_Page_
****************************************
That risk aversion pulled US yields to record lows of 1.24 per cent, while Australian 10-year yields were down 3.5 per cent to a record low of 0.826 per cent at the local close.

In equities, just eight stocks edged higher out of the top 200, with a negative tone overwhelmingly driving the market.

Energy stocks were some of the hardest hit, the sector down 3 per cent after oil prices dived to a 12-month low on concerns global growth will slow and demand wane amid the outbreak.

Australia’s largest listed oil and gas group, Woodside finished lower by 3.5 per cent to $27.92, Santos shed 2.6 per cent to $6.83 and Oil Search wound back by 3.4 per cent to $5.49.

Iron ore futures in China sank for a fifth day, the longest losing streak since September, pulling bulk miners lower.
****************************************
_Requests_
1. Transcribe the market report from "In equities, just" to "amid the outbreak.".
2. State whether each statement agrees with the market report, answering yes or no and quoting the deciding words: (a) Santos fell 2.6 per cent to $6.83; (b) iron ore futures in China fell for a third consecutive day; (c) the energy sector was down 5 per cent.

_A series of records_
****************************************
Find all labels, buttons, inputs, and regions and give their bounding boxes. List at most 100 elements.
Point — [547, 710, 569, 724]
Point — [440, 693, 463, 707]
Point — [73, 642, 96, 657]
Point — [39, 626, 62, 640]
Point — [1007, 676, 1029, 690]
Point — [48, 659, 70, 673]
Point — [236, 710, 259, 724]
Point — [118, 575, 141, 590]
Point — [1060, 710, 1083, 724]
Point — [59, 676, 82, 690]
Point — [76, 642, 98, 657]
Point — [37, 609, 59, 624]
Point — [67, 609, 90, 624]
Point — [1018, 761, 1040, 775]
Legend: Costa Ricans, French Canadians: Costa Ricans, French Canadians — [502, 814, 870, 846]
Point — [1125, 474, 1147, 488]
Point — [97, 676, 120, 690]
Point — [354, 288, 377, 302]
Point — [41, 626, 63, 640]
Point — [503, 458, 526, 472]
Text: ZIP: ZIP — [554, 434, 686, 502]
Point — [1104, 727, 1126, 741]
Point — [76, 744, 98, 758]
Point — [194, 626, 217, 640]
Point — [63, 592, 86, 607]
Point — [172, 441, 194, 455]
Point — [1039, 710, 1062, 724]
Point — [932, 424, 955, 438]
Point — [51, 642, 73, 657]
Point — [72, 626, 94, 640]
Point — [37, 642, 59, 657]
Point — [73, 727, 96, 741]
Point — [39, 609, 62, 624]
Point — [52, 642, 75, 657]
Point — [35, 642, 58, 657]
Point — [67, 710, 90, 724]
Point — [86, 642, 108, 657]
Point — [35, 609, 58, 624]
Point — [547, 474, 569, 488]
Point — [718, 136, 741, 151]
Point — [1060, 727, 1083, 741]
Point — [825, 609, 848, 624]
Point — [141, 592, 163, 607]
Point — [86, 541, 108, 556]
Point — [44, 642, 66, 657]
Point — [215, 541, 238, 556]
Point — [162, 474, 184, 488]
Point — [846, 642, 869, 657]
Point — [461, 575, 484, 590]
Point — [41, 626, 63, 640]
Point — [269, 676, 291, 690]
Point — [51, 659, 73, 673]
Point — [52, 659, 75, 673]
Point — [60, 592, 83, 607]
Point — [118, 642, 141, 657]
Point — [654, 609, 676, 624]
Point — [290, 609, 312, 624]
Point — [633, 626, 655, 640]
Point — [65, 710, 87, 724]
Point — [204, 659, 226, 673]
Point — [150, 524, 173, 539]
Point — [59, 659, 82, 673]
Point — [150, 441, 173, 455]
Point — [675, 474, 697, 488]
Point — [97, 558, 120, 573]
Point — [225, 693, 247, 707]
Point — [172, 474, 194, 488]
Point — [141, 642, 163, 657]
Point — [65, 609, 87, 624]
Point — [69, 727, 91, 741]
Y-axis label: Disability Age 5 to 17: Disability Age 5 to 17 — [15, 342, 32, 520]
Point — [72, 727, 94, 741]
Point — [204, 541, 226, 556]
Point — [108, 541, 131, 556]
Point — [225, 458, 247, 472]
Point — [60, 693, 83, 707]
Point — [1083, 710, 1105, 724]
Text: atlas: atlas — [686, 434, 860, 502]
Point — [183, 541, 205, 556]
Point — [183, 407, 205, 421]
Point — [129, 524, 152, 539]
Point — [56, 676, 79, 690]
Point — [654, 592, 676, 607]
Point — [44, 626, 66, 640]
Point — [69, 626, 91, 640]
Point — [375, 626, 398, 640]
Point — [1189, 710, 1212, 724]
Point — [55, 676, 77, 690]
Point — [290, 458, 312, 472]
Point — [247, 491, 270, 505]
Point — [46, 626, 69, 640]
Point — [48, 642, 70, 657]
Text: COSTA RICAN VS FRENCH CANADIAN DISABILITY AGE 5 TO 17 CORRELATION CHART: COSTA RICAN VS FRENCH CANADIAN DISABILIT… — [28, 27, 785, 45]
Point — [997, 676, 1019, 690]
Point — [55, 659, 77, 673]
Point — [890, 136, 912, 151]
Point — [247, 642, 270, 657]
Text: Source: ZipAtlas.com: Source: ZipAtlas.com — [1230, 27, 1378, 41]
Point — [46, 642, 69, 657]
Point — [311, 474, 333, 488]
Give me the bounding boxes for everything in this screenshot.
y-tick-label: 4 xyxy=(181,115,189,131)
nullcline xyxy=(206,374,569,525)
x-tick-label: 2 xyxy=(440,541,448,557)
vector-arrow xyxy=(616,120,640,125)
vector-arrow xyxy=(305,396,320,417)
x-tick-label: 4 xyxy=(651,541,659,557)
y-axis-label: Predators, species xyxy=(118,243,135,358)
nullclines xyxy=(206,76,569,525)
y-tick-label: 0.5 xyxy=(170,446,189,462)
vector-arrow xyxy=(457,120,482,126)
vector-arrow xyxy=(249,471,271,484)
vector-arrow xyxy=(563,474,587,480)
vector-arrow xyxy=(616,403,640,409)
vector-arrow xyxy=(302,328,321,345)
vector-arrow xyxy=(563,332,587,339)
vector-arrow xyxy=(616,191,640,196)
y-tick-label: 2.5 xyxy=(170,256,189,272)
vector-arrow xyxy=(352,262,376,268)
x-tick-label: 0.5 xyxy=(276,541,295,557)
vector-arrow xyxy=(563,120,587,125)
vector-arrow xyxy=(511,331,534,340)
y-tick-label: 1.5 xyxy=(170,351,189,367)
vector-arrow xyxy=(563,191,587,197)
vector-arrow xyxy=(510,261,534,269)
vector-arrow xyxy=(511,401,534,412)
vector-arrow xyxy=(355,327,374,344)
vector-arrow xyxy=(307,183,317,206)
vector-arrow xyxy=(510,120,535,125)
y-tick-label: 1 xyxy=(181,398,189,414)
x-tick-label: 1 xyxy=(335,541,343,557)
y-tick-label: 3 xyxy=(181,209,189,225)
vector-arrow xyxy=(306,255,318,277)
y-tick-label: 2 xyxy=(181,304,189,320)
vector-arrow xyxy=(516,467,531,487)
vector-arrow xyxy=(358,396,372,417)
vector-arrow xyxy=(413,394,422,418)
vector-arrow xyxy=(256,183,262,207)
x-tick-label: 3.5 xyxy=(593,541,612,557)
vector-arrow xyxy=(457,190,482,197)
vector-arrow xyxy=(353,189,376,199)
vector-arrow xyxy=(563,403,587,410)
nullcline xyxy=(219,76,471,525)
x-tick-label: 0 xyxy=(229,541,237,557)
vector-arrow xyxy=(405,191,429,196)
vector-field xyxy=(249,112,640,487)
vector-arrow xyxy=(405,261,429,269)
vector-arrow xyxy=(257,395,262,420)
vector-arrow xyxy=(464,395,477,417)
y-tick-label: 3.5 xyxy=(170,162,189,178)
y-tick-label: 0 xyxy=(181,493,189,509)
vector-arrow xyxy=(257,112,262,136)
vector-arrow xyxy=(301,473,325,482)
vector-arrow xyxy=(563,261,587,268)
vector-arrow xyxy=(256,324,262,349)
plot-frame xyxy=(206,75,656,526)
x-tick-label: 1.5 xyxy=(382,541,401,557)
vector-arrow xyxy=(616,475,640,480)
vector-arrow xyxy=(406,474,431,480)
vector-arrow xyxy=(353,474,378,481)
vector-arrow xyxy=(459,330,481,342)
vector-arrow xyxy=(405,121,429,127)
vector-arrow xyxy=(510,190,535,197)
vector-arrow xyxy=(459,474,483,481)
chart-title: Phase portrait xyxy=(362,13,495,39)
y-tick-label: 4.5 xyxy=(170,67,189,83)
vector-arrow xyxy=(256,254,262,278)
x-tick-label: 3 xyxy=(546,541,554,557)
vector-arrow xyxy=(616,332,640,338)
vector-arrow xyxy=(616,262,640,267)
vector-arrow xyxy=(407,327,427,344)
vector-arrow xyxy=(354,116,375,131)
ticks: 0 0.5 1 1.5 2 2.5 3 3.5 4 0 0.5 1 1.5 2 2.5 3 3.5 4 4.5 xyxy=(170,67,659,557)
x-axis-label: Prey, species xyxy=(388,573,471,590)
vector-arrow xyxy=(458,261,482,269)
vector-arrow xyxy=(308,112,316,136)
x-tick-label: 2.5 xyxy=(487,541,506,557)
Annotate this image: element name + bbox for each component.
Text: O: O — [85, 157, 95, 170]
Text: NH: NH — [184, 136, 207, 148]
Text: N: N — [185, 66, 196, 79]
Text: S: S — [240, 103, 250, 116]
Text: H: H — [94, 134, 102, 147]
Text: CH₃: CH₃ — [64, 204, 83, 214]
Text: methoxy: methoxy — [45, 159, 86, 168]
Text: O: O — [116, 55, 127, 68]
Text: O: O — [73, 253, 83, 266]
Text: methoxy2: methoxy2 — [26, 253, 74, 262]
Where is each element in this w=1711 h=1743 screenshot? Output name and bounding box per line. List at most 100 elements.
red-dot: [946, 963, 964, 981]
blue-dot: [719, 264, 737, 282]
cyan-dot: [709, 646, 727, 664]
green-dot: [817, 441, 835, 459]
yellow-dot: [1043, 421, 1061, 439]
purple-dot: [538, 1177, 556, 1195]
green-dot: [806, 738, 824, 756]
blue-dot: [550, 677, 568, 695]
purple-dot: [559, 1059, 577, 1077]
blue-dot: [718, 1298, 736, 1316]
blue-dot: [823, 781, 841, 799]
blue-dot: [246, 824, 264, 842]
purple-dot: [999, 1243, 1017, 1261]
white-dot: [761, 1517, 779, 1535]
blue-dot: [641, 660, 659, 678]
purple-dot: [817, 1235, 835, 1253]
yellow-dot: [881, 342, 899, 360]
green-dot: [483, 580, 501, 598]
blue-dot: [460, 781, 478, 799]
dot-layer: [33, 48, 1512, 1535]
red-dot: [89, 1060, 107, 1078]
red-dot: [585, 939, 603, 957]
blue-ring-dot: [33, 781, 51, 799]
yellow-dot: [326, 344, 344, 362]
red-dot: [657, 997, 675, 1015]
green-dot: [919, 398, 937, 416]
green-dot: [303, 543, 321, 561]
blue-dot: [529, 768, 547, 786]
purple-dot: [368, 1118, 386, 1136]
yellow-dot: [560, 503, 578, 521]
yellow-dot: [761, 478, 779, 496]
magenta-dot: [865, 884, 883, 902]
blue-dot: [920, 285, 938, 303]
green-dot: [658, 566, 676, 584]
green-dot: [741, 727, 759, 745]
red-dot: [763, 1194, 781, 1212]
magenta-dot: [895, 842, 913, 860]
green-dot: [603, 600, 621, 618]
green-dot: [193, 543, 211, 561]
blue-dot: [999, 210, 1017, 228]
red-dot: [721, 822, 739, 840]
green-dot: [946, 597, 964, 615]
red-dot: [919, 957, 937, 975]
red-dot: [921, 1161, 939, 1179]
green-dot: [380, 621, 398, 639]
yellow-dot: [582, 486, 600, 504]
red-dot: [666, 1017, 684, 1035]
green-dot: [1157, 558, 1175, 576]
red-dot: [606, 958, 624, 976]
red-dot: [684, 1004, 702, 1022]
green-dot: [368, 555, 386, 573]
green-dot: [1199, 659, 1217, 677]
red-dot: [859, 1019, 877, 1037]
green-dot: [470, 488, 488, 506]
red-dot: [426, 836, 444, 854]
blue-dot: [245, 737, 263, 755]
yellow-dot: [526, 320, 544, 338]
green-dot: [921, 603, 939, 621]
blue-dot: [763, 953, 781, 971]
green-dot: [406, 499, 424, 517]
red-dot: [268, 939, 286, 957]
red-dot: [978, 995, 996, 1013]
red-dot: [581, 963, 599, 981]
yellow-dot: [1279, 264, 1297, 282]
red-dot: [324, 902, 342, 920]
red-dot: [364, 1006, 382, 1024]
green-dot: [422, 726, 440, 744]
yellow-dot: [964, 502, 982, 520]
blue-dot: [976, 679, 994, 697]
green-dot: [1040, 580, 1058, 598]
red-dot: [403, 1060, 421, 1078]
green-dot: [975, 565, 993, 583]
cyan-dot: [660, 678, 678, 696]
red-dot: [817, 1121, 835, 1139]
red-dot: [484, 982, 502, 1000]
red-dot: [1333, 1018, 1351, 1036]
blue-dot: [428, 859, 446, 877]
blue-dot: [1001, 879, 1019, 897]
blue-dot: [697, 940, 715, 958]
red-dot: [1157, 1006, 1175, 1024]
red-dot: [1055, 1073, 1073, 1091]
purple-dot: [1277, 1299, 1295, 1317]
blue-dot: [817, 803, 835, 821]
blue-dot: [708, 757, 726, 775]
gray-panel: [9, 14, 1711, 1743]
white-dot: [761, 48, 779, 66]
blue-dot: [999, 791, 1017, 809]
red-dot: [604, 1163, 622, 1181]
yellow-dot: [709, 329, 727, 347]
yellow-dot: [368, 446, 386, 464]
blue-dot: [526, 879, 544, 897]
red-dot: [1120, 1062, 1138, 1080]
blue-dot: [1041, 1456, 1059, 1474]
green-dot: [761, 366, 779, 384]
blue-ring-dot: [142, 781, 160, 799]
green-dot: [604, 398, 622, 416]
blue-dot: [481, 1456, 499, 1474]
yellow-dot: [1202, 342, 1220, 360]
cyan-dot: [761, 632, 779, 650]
****************************************
_Results_
1.
In equities, just eight stocks edged higher out of the top 200, with a negative tone overwhelmingly driving the market.

Energy stocks were some of the hardest hit, the sector down 3 per cent after oil prices dived to a 12-month low on concerns global growth will slow and demand wane amid the outbreak.

2.
(a) Yes: "Santos shed 2.6 per cent to $6.83"
(b) No: "Iron ore futures in China sank for a fifth day"
(c) No: "the sector down 3 per cent"